Data entries
>> Start

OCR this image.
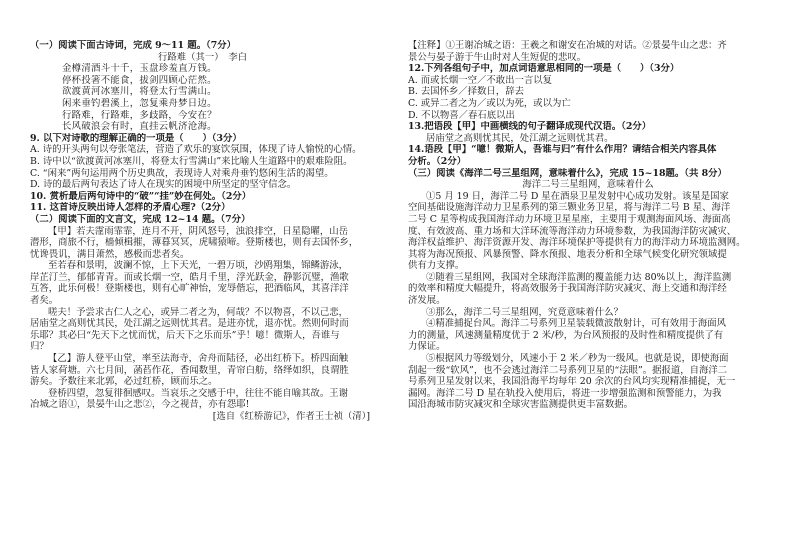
（一）阅读下面古诗词，完成 9～11 题。（7分）
行路难（其一）　李白
金樽清酒斗十千，玉盘珍羞直万钱。
停杯投箸不能食，拔剑四顾心茫然。
欲渡黄河冰塞川，将登太行雪满山。
闲来垂钓碧溪上，忽复乘舟梦日边。
行路难，行路难，多歧路，今安在？
长风破浪会有时，直挂云帆济沧海。
9. 以下对诗歌的理解正确的一项是（　　）（3分）
A. 诗的开头两句以夸张笔法，营造了欢乐的宴饮氛围，体现了诗人愉悦的心情。
B. 诗中以“欲渡黄河冰塞川，将登太行雪满山”来比喻人生道路中的艰难险阻。
C. “闲来”两句运用两个历史典故，表现诗人对乘舟垂钓悠闲生活的渴望。
D. 诗的最后两句表达了诗人在现实的困境中所坚定的坚守信念。
10. 赏析最后两句诗中的“破”“挂”妙在何处。（2分）
11. 这首诗反映出诗人怎样的矛盾心理?（2分）
（二）阅读下面的文言文，完成 12~14 题。（7分）
【甲】若夫霪雨霏霏，连月不开，阴风怒号，浊浪排空，日星隐曜，山岳
潜形，商旅不行，樯倾楫摧，薄暮冥冥，虎啸猿啼。登斯楼也，则有去国怀乡，
忧谗畏讥，满目萧然，感极而悲者矣。
至若春和景明，波澜不惊，上下天光，一碧万顷，沙鸥翔集，锦鳞游泳，
岸芷汀兰，郁郁青青。而或长烟一空，皓月千里，浮光跃金，静影沉璧，渔歌
互答，此乐何极！登斯楼也，则有心旷神怡，宠辱偕忘，把酒临风，其喜洋洋
者矣。
嗟夫！予尝求古仁人之心，或异二者之为，何哉？不以物喜，不以己悲，
居庙堂之高则忧其民，处江湖之远则忧其君。是进亦忧，退亦忧。然则何时而
乐耶？其必曰“先天下之忧而忧，后天下之乐而乐”乎！噫！微斯人，吾谁与
归？
【乙】游人登平山堂，率至法海寺，舍舟而陆径，必出红桥下。桥四面触
皆人家荷塘。六七月间，菡萏作花，香闻数里，青帘白舫，络绎如织，良谓胜
游矣。予数往来北郭，必过红桥，顾而乐之。
登桥四望，忽复徘徊感叹。当哀乐之交感于中，往往不能自喻其故。王谢
冶城之语①，景晏牛山之悲②，今之视昔，亦有怨耶!
[选自《红桥游记》，作者王士祯（清）]
【注释】①王谢冶城之语：王羲之和谢安在冶城的对话。②景晏牛山之悲：齐
景公与晏子游于牛山时对人生短促的悲叹。
12.下列各组句子中，加点词语意思相同的一项是（　　）（3分）
A. 而或长烟一空／不敢出一言以复
B. 去国怀乡／择数日，辞去
C. 或异二者之为／或以为死，或以为亡
D. 不以物喜／春石底以出
13.把语段【甲】中画横线的句子翻译成现代汉语。（2分）
居庙堂之高则忧其民，处江湖之远则忧其君。
14.语段【甲】“噫！微斯人，吾谁与归”有什么作用？请结合相关内容具体
分析。（2分）
（三）阅读《海洋二号三星组网，意味着什么》，完成 15~18题。（共 8分）
海洋二号三星组网，意味着什么
①5 月 19 日，海洋二号 D 星在酒泉卫星发射中心成功发射。该星是国家
空间基础设施海洋动力卫星系列的第三颗业务卫星，将与海洋二号 B 星、海洋
二号 C 星等构成我国海洋动力环境卫星星座，主要用于观测海面风场、海面高
度、有效波高、重力场和大洋环流等海洋动力环境参数，为我国海洋防灾减灾、
海洋权益维护、海洋资源开发、海洋环境保护等提供有力的海洋动力环境监测网。
其将为海况预报、风暴预警、降水预报、地表分析和全球气候变化研究领域提
供有力支撑。
②随着三星组网，我国对全球海洋监测的覆盖能力达 80%以上，海洋监测
的效率和精度大幅提升，将高效服务于我国海洋防灾减灾、海上交通和海洋经
济发展。
③那么，海洋二号三星组网，究竟意味着什么？
④精准捕捉台风。海洋二号系列卫星装载微波散射计，可有效用于海面风
力的测量，风速测量精度优于 2 米/秒，为台风预报的及时性和精度提供了有
力保证。
⑤根据风力等级划分，风速小于 2 米／秒为一级风。也就是说，即使海面
刮起一级“软风”，也不会逃过海洋二号系列卫星的“法眼”。据报道，自海洋二
号系列卫星发射以来，我国沿海平均每年 20 余次的台风均实现精准捕捉，无一
漏网。海洋二号 D 星在轨投入使用后，将进一步增强监测和预警能力，为我
国沿海城市防灾减灾和全球灾害监测提供更丰富数据。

>> End

> Task: Copy out each line of the records that holds the string "欲渡黄河冰塞川".

> Solution below:
欲渡黄河冰塞川，将登太行雪满山。
B. 诗中以“欲渡黄河冰塞川，将登太行雪满山”来比喻人生道路中的艰难险阻。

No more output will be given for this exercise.